Written exercise: Only a number is expected: how many lines in the data below contain the word "sunrise".

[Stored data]
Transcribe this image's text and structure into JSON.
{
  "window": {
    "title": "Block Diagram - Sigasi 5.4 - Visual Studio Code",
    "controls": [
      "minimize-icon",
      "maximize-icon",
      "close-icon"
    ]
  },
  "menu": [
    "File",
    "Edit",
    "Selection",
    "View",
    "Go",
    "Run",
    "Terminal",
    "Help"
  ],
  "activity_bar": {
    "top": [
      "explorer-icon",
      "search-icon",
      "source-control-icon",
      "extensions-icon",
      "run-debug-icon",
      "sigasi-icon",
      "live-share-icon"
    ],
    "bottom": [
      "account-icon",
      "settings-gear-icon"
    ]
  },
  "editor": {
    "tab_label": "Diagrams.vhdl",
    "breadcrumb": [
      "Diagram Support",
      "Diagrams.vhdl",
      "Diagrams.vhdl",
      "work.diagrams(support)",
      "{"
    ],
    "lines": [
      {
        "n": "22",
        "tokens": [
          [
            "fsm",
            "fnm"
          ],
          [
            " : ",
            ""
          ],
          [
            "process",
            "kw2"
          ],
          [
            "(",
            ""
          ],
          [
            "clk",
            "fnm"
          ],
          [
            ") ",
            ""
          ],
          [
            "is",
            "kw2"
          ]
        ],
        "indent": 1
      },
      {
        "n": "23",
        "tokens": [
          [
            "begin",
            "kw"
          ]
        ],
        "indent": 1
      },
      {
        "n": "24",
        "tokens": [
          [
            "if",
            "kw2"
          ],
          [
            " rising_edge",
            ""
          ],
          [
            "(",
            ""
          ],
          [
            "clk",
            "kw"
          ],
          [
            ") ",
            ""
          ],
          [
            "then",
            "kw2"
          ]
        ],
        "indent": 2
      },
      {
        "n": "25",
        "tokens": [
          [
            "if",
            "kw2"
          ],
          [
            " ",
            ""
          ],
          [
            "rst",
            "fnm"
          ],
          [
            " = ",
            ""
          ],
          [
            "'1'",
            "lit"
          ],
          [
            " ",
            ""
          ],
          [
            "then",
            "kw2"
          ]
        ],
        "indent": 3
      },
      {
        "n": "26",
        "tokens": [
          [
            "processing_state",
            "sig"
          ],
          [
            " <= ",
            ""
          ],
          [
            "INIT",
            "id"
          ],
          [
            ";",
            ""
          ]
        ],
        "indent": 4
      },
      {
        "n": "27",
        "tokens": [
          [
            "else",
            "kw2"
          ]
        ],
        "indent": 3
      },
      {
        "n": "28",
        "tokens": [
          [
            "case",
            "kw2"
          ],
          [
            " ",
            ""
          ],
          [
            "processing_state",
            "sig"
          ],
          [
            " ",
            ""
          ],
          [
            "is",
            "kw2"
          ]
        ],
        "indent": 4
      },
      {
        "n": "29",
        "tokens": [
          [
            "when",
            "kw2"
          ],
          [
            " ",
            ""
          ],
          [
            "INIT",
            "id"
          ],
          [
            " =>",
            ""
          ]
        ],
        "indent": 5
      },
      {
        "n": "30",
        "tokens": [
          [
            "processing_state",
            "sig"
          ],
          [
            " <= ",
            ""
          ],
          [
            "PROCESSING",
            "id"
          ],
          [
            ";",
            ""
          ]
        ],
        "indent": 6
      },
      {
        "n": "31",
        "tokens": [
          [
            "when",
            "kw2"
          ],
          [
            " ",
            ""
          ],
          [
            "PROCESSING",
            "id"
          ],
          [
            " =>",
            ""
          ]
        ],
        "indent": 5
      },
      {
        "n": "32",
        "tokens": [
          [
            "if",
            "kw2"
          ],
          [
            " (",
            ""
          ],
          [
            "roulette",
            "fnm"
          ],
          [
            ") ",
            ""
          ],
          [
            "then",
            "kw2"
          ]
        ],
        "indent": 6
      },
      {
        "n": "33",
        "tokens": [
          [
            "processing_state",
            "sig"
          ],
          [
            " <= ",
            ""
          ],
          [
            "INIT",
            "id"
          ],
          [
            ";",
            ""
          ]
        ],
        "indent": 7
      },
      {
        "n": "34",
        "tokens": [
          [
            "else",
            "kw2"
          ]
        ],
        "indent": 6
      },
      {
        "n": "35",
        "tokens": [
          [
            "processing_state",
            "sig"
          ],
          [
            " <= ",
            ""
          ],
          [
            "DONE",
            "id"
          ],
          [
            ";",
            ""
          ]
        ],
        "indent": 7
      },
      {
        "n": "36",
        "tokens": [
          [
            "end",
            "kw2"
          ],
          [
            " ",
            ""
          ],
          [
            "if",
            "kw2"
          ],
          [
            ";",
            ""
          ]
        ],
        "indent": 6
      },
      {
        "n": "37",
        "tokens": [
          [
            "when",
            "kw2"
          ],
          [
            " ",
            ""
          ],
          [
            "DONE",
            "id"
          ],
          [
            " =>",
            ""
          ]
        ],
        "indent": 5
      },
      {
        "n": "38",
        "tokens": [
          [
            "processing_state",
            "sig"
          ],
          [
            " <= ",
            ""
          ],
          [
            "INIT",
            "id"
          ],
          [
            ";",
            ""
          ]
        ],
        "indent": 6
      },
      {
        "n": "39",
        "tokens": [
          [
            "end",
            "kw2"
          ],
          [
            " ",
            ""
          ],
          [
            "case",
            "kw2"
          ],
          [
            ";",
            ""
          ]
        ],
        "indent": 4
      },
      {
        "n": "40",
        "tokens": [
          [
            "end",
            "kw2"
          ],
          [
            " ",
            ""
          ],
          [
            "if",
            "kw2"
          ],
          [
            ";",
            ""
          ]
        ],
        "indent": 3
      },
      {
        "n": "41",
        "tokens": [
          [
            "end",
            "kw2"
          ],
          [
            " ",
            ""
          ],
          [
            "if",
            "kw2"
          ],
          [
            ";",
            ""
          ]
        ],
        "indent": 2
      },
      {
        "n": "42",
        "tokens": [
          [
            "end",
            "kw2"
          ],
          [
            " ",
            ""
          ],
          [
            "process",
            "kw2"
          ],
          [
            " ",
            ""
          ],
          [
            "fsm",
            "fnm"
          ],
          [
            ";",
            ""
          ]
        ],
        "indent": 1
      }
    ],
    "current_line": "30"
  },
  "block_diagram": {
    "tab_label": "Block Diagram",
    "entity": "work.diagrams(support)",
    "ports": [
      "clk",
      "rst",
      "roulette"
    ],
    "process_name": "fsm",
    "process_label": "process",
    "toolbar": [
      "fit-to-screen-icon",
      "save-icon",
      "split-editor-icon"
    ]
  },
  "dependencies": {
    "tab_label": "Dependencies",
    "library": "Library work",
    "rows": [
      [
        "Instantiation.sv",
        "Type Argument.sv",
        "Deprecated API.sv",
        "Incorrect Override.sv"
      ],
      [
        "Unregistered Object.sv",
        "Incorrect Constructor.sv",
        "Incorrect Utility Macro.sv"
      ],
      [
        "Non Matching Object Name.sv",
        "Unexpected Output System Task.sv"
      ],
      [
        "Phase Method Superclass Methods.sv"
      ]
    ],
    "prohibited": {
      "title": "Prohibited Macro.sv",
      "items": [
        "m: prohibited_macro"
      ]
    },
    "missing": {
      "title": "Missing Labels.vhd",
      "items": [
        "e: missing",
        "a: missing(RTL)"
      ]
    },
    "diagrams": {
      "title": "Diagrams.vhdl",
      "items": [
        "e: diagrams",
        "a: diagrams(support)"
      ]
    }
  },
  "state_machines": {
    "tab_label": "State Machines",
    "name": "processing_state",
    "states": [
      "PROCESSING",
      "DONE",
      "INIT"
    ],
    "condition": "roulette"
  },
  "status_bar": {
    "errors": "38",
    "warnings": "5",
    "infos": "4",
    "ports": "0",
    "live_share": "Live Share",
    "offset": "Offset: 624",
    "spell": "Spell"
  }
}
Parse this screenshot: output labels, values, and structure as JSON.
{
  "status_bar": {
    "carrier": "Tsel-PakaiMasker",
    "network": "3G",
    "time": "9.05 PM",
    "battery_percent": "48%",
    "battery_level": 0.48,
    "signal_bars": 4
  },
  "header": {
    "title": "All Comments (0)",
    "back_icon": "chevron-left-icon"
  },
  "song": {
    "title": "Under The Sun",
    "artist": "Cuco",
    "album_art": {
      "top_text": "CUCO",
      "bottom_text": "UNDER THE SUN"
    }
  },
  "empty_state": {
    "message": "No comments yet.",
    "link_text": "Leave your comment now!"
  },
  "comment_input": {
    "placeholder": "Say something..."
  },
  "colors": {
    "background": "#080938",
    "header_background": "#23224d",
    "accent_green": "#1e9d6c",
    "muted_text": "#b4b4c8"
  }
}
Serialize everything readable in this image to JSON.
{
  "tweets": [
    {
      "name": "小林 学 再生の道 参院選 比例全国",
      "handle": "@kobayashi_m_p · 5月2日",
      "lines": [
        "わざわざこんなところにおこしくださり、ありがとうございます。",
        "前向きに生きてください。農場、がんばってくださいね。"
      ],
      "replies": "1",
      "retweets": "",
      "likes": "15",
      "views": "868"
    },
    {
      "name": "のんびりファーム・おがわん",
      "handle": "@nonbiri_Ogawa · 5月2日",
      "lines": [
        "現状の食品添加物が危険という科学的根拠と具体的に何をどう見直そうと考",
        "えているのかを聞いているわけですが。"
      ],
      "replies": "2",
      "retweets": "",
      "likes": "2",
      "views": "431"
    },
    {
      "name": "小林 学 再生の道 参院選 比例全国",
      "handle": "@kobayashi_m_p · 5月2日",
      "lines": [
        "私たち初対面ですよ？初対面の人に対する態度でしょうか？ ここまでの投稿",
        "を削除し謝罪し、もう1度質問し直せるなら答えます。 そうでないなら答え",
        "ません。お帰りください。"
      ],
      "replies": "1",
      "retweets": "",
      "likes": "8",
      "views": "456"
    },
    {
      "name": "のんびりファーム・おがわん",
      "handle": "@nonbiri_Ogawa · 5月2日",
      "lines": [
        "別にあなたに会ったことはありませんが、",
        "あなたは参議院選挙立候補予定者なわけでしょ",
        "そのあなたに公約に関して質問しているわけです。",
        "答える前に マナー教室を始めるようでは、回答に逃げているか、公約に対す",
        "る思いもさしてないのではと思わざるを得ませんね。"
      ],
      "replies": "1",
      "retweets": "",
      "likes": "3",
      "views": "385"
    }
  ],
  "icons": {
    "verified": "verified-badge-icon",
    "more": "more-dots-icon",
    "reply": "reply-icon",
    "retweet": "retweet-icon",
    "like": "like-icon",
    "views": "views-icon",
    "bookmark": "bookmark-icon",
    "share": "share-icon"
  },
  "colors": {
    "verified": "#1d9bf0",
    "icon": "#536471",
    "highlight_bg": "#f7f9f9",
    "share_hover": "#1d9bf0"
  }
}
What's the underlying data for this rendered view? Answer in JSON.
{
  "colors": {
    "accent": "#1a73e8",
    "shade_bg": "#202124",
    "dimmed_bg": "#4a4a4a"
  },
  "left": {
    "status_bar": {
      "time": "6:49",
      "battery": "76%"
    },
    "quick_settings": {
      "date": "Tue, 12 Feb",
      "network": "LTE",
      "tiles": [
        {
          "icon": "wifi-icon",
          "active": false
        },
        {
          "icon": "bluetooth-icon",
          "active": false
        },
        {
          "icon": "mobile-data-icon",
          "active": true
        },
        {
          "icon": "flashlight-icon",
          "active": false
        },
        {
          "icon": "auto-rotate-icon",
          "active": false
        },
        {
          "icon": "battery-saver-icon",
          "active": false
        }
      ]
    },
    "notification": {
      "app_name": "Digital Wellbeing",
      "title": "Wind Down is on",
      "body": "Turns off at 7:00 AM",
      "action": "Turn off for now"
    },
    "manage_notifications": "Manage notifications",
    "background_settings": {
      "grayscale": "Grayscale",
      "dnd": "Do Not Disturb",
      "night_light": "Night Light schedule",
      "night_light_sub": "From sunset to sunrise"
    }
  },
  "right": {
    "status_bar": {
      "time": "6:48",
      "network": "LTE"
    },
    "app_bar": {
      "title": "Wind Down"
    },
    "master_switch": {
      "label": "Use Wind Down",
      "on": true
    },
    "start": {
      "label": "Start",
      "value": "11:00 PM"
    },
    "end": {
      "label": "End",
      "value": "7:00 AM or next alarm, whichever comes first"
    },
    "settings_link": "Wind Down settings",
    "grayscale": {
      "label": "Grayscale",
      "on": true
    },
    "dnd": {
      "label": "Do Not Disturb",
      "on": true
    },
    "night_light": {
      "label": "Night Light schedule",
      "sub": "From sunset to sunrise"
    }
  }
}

Response to the task: 2